>> Begin

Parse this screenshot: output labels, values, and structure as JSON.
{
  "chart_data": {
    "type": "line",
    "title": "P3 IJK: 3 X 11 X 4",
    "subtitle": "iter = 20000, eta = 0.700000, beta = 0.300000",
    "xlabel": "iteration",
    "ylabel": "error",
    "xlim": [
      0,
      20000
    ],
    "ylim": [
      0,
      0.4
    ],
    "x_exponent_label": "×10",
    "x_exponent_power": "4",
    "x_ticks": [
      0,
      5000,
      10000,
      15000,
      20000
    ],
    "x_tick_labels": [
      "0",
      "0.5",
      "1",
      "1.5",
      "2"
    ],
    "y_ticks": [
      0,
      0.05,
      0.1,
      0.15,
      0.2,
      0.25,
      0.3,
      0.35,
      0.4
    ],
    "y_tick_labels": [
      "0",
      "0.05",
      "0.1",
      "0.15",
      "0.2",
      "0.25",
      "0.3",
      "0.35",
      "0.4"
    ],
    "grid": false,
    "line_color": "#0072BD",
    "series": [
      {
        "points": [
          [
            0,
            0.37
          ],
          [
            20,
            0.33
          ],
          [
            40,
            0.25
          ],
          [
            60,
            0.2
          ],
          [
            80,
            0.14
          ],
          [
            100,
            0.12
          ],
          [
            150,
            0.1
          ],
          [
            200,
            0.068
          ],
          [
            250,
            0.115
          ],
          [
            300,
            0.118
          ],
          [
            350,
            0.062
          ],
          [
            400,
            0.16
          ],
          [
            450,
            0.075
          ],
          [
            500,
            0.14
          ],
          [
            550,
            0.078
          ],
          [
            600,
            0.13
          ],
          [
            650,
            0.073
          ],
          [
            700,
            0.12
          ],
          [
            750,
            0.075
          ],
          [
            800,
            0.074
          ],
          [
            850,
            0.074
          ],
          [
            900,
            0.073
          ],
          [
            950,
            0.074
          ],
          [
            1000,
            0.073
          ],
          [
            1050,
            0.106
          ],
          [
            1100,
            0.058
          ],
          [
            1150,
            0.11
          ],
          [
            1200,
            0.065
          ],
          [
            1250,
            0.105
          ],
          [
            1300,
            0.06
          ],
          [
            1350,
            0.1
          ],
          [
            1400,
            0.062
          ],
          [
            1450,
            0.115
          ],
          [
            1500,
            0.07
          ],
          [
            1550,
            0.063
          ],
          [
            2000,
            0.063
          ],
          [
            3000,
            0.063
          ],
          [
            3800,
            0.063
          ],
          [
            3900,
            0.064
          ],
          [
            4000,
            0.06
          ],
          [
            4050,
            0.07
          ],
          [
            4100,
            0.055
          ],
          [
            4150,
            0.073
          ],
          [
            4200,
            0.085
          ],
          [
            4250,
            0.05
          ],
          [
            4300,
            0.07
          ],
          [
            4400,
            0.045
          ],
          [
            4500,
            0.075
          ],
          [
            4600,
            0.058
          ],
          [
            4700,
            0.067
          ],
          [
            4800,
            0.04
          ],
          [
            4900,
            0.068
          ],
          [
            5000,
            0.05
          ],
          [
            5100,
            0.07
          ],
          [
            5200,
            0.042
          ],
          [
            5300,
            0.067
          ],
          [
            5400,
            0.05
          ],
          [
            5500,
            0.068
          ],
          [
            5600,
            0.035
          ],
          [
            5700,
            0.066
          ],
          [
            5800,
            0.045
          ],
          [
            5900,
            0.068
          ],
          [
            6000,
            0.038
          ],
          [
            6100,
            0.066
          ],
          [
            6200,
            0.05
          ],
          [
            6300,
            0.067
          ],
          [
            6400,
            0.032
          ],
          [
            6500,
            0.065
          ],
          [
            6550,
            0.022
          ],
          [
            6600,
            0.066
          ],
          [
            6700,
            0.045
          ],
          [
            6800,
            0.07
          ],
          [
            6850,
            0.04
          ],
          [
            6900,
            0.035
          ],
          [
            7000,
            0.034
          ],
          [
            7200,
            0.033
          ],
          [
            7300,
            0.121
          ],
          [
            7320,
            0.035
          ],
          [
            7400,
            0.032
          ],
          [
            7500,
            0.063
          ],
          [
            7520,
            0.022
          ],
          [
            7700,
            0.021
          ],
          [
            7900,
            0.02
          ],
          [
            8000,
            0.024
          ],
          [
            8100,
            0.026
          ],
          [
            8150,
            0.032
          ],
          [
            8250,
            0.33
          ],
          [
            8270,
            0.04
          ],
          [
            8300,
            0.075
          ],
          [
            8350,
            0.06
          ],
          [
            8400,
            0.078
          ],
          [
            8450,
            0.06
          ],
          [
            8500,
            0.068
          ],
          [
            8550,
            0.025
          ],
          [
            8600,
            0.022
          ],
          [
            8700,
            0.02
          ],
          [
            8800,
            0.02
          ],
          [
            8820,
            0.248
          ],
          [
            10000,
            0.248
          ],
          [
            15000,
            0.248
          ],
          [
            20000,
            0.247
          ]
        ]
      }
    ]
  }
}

>> End

Each entry above needs to be retyped exactly.

Parse this screenshot: output labels, values, and structure as JSON.
{
  "chart_data": {
    "type": "line",
    "title": "P3 IJK: 3 X 11 X 4",
    "subtitle": "iter = 20000, eta = 0.700000, beta = 0.300000",
    "xlabel": "iteration",
    "ylabel": "error",
    "xlim": [
      0,
      20000
    ],
    "ylim": [
      0,
      0.4
    ],
    "x_exponent_label": "×10",
    "x_exponent_power": "4",
    "x_ticks": [
      0,
      5000,
      10000,
      15000,
      20000
    ],
    "x_tick_labels": [
      "0",
      "0.5",
      "1",
      "1.5",
      "2"
    ],
    "y_ticks": [
      0,
      0.05,
      0.1,
      0.15,
      0.2,
      0.25,
      0.3,
      0.35,
      0.4
    ],
    "y_tick_labels": [
      "0",
      "0.05",
      "0.1",
      "0.15",
      "0.2",
      "0.25",
      "0.3",
      "0.35",
      "0.4"
    ],
    "grid": false,
    "line_color": "#0072BD",
    "series": [
      {
        "points": [
          [
            0,
            0.37
          ],
          [
            20,
            0.33
          ],
          [
            40,
            0.25
          ],
          [
            60,
            0.2
          ],
          [
            80,
            0.14
          ],
          [
            100,
            0.12
          ],
          [
            150,
            0.1
          ],
          [
            200,
            0.068
          ],
          [
            250,
            0.115
          ],
          [
            300,
            0.118
          ],
          [
            350,
            0.062
          ],
          [
            400,
            0.16
          ],
          [
            450,
            0.075
          ],
          [
            500,
            0.14
          ],
          [
            550,
            0.078
          ],
          [
            600,
            0.13
          ],
          [
            650,
            0.073
          ],
          [
            700,
            0.12
          ],
          [
            750,
            0.075
          ],
          [
            800,
            0.074
          ],
          [
            850,
            0.074
          ],
          [
            900,
            0.073
          ],
          [
            950,
            0.074
          ],
          [
            1000,
            0.073
          ],
          [
            1050,
            0.106
          ],
          [
            1100,
            0.058
          ],
          [
            1150,
            0.11
          ],
          [
            1200,
            0.065
          ],
          [
            1250,
            0.105
          ],
          [
            1300,
            0.06
          ],
          [
            1350,
            0.1
          ],
          [
            1400,
            0.062
          ],
          [
            1450,
            0.115
          ],
          [
            1500,
            0.07
          ],
          [
            1550,
            0.063
          ],
          [
            2000,
            0.063
          ],
          [
            3000,
            0.063
          ],
          [
            3800,
            0.063
          ],
          [
            3900,
            0.064
          ],
          [
            4000,
            0.06
          ],
          [
            4050,
            0.07
          ],
          [
            4100,
            0.055
          ],
          [
            4150,
            0.073
          ],
          [
            4200,
            0.085
          ],
          [
            4250,
            0.05
          ],
          [
            4300,
            0.07
          ],
          [
            4400,
            0.045
          ],
          [
            4500,
            0.075
          ],
          [
            4600,
            0.058
          ],
          [
            4700,
            0.067
          ],
          [
            4800,
            0.04
          ],
          [
            4900,
            0.068
          ],
          [
            5000,
            0.05
          ],
          [
            5100,
            0.07
          ],
          [
            5200,
            0.042
          ],
          [
            5300,
            0.067
          ],
          [
            5400,
            0.05
          ],
          [
            5500,
            0.068
          ],
          [
            5600,
            0.035
          ],
          [
            5700,
            0.066
          ],
          [
            5800,
            0.045
          ],
          [
            5900,
            0.068
          ],
          [
            6000,
            0.038
          ],
          [
            6100,
            0.066
          ],
          [
            6200,
            0.05
          ],
          [
            6300,
            0.067
          ],
          [
            6400,
            0.032
          ],
          [
            6500,
            0.065
          ],
          [
            6550,
            0.022
          ],
          [
            6600,
            0.066
          ],
          [
            6700,
            0.045
          ],
          [
            6800,
            0.07
          ],
          [
            6850,
            0.04
          ],
          [
            6900,
            0.035
          ],
          [
            7000,
            0.034
          ],
          [
            7200,
            0.033
          ],
          [
            7300,
            0.121
          ],
          [
            7320,
            0.035
          ],
          [
            7400,
            0.032
          ],
          [
            7500,
            0.063
          ],
          [
            7520,
            0.022
          ],
          [
            7700,
            0.021
          ],
          [
            7900,
            0.02
          ],
          [
            8000,
            0.024
          ],
          [
            8100,
            0.026
          ],
          [
            8150,
            0.032
          ],
          [
            8250,
            0.33
          ],
          [
            8270,
            0.04
          ],
          [
            8300,
            0.075
          ],
          [
            8350,
            0.06
          ],
          [
            8400,
            0.078
          ],
          [
            8450,
            0.06
          ],
          [
            8500,
            0.068
          ],
          [
            8550,
            0.025
          ],
          [
            8600,
            0.022
          ],
          [
            8700,
            0.02
          ],
          [
            8800,
            0.02
          ],
          [
            8820,
            0.248
          ],
          [
            10000,
            0.248
          ],
          [
            15000,
            0.248
          ],
          [
            20000,
            0.247
          ]
        ]
      }
    ]
  }
}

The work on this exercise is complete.